◆ Data tied to figure images ◆
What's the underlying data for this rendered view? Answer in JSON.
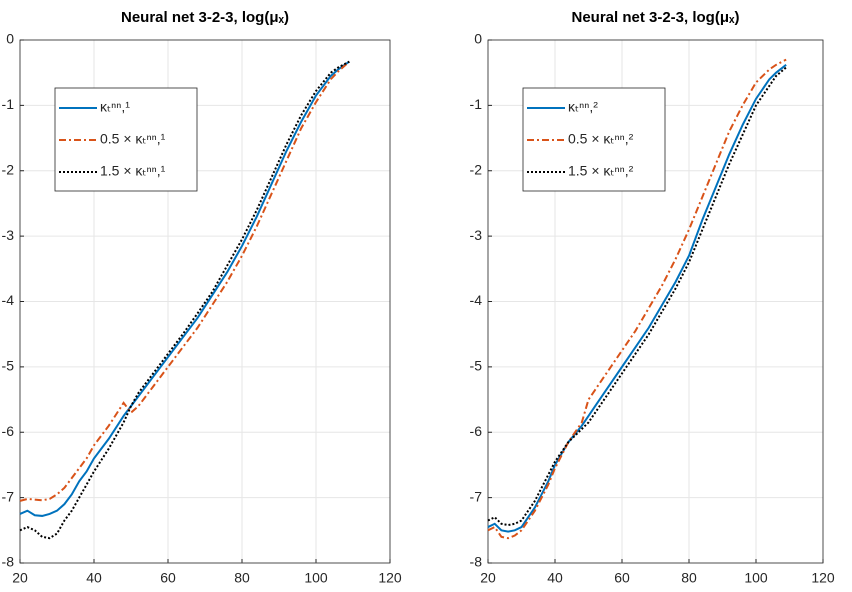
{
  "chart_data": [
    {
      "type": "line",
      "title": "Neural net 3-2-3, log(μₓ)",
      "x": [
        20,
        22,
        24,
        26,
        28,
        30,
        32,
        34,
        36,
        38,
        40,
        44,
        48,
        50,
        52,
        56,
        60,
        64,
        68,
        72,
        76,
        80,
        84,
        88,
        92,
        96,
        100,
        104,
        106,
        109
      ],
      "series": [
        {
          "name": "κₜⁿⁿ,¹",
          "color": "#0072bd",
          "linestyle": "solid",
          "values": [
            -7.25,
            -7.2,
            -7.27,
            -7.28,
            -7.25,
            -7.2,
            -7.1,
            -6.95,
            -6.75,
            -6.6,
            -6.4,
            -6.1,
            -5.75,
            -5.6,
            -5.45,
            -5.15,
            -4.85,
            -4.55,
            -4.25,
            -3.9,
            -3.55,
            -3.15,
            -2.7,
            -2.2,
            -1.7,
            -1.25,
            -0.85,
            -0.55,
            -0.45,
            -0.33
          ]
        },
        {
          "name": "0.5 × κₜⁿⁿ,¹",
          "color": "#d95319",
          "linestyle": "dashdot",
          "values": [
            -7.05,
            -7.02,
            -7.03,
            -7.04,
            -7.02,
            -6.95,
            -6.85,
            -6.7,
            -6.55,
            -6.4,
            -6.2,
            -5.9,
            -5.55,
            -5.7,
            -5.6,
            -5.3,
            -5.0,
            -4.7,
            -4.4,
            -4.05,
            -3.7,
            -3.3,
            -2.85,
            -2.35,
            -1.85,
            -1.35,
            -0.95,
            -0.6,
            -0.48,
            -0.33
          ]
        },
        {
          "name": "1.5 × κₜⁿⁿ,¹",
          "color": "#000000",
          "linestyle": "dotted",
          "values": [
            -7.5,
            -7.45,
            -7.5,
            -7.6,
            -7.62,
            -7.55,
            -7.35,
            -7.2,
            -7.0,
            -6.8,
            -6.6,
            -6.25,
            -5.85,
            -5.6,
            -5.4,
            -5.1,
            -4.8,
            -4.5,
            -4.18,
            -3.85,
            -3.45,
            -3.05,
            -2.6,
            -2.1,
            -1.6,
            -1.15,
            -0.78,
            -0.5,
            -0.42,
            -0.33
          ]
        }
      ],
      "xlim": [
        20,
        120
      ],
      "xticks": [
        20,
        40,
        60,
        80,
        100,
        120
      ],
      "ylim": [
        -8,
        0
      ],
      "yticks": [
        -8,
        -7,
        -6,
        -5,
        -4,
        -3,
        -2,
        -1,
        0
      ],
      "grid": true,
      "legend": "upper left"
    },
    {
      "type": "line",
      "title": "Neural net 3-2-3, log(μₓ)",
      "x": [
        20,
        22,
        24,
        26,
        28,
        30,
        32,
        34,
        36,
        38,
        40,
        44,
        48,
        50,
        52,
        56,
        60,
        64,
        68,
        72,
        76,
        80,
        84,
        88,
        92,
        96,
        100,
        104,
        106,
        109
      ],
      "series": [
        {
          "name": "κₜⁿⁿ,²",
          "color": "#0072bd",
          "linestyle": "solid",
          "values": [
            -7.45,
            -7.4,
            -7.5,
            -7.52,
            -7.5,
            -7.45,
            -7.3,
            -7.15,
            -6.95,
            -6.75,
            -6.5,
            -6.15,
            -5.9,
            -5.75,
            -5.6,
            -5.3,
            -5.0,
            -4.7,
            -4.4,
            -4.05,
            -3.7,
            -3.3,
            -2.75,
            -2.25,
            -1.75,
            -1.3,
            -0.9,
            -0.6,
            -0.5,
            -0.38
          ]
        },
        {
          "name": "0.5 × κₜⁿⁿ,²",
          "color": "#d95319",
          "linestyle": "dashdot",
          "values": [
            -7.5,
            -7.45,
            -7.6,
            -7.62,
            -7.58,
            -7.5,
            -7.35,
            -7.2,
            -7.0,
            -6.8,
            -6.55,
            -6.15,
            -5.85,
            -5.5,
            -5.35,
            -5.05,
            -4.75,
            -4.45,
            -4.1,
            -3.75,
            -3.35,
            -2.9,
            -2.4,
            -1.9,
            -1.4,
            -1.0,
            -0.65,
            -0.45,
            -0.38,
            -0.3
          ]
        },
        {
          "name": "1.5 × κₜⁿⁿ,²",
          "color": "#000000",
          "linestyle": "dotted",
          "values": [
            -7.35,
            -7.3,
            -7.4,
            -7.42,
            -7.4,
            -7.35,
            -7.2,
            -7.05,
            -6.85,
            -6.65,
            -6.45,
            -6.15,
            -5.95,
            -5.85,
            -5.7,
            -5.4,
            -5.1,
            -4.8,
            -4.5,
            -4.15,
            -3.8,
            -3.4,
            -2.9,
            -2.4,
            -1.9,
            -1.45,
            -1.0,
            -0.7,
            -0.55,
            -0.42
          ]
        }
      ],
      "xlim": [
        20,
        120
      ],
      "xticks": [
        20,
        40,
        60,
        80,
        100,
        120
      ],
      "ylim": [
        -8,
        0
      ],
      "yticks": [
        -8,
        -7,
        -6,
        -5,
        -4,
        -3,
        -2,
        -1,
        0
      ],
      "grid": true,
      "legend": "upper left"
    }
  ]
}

◆ WHAT IS REQUIRED ◆
Quote the material exactly. Pictures stay out.

◆ THE SOLUTION ◆
What's the underlying data for this rendered view? Answer in JSON.
{
  "chart_data": [
    {
      "type": "line",
      "title": "Neural net 3-2-3, log(μₓ)",
      "x": [
        20,
        22,
        24,
        26,
        28,
        30,
        32,
        34,
        36,
        38,
        40,
        44,
        48,
        50,
        52,
        56,
        60,
        64,
        68,
        72,
        76,
        80,
        84,
        88,
        92,
        96,
        100,
        104,
        106,
        109
      ],
      "series": [
        {
          "name": "κₜⁿⁿ,¹",
          "color": "#0072bd",
          "linestyle": "solid",
          "values": [
            -7.25,
            -7.2,
            -7.27,
            -7.28,
            -7.25,
            -7.2,
            -7.1,
            -6.95,
            -6.75,
            -6.6,
            -6.4,
            -6.1,
            -5.75,
            -5.6,
            -5.45,
            -5.15,
            -4.85,
            -4.55,
            -4.25,
            -3.9,
            -3.55,
            -3.15,
            -2.7,
            -2.2,
            -1.7,
            -1.25,
            -0.85,
            -0.55,
            -0.45,
            -0.33
          ]
        },
        {
          "name": "0.5 × κₜⁿⁿ,¹",
          "color": "#d95319",
          "linestyle": "dashdot",
          "values": [
            -7.05,
            -7.02,
            -7.03,
            -7.04,
            -7.02,
            -6.95,
            -6.85,
            -6.7,
            -6.55,
            -6.4,
            -6.2,
            -5.9,
            -5.55,
            -5.7,
            -5.6,
            -5.3,
            -5.0,
            -4.7,
            -4.4,
            -4.05,
            -3.7,
            -3.3,
            -2.85,
            -2.35,
            -1.85,
            -1.35,
            -0.95,
            -0.6,
            -0.48,
            -0.33
          ]
        },
        {
          "name": "1.5 × κₜⁿⁿ,¹",
          "color": "#000000",
          "linestyle": "dotted",
          "values": [
            -7.5,
            -7.45,
            -7.5,
            -7.6,
            -7.62,
            -7.55,
            -7.35,
            -7.2,
            -7.0,
            -6.8,
            -6.6,
            -6.25,
            -5.85,
            -5.6,
            -5.4,
            -5.1,
            -4.8,
            -4.5,
            -4.18,
            -3.85,
            -3.45,
            -3.05,
            -2.6,
            -2.1,
            -1.6,
            -1.15,
            -0.78,
            -0.5,
            -0.42,
            -0.33
          ]
        }
      ],
      "xlim": [
        20,
        120
      ],
      "xticks": [
        20,
        40,
        60,
        80,
        100,
        120
      ],
      "ylim": [
        -8,
        0
      ],
      "yticks": [
        -8,
        -7,
        -6,
        -5,
        -4,
        -3,
        -2,
        -1,
        0
      ],
      "grid": true,
      "legend": "upper left"
    },
    {
      "type": "line",
      "title": "Neural net 3-2-3, log(μₓ)",
      "x": [
        20,
        22,
        24,
        26,
        28,
        30,
        32,
        34,
        36,
        38,
        40,
        44,
        48,
        50,
        52,
        56,
        60,
        64,
        68,
        72,
        76,
        80,
        84,
        88,
        92,
        96,
        100,
        104,
        106,
        109
      ],
      "series": [
        {
          "name": "κₜⁿⁿ,²",
          "color": "#0072bd",
          "linestyle": "solid",
          "values": [
            -7.45,
            -7.4,
            -7.5,
            -7.52,
            -7.5,
            -7.45,
            -7.3,
            -7.15,
            -6.95,
            -6.75,
            -6.5,
            -6.15,
            -5.9,
            -5.75,
            -5.6,
            -5.3,
            -5.0,
            -4.7,
            -4.4,
            -4.05,
            -3.7,
            -3.3,
            -2.75,
            -2.25,
            -1.75,
            -1.3,
            -0.9,
            -0.6,
            -0.5,
            -0.38
          ]
        },
        {
          "name": "0.5 × κₜⁿⁿ,²",
          "color": "#d95319",
          "linestyle": "dashdot",
          "values": [
            -7.5,
            -7.45,
            -7.6,
            -7.62,
            -7.58,
            -7.5,
            -7.35,
            -7.2,
            -7.0,
            -6.8,
            -6.55,
            -6.15,
            -5.85,
            -5.5,
            -5.35,
            -5.05,
            -4.75,
            -4.45,
            -4.1,
            -3.75,
            -3.35,
            -2.9,
            -2.4,
            -1.9,
            -1.4,
            -1.0,
            -0.65,
            -0.45,
            -0.38,
            -0.3
          ]
        },
        {
          "name": "1.5 × κₜⁿⁿ,²",
          "color": "#000000",
          "linestyle": "dotted",
          "values": [
            -7.35,
            -7.3,
            -7.4,
            -7.42,
            -7.4,
            -7.35,
            -7.2,
            -7.05,
            -6.85,
            -6.65,
            -6.45,
            -6.15,
            -5.95,
            -5.85,
            -5.7,
            -5.4,
            -5.1,
            -4.8,
            -4.5,
            -4.15,
            -3.8,
            -3.4,
            -2.9,
            -2.4,
            -1.9,
            -1.45,
            -1.0,
            -0.7,
            -0.55,
            -0.42
          ]
        }
      ],
      "xlim": [
        20,
        120
      ],
      "xticks": [
        20,
        40,
        60,
        80,
        100,
        120
      ],
      "ylim": [
        -8,
        0
      ],
      "yticks": [
        -8,
        -7,
        -6,
        -5,
        -4,
        -3,
        -2,
        -1,
        0
      ],
      "grid": true,
      "legend": "upper left"
    }
  ]
}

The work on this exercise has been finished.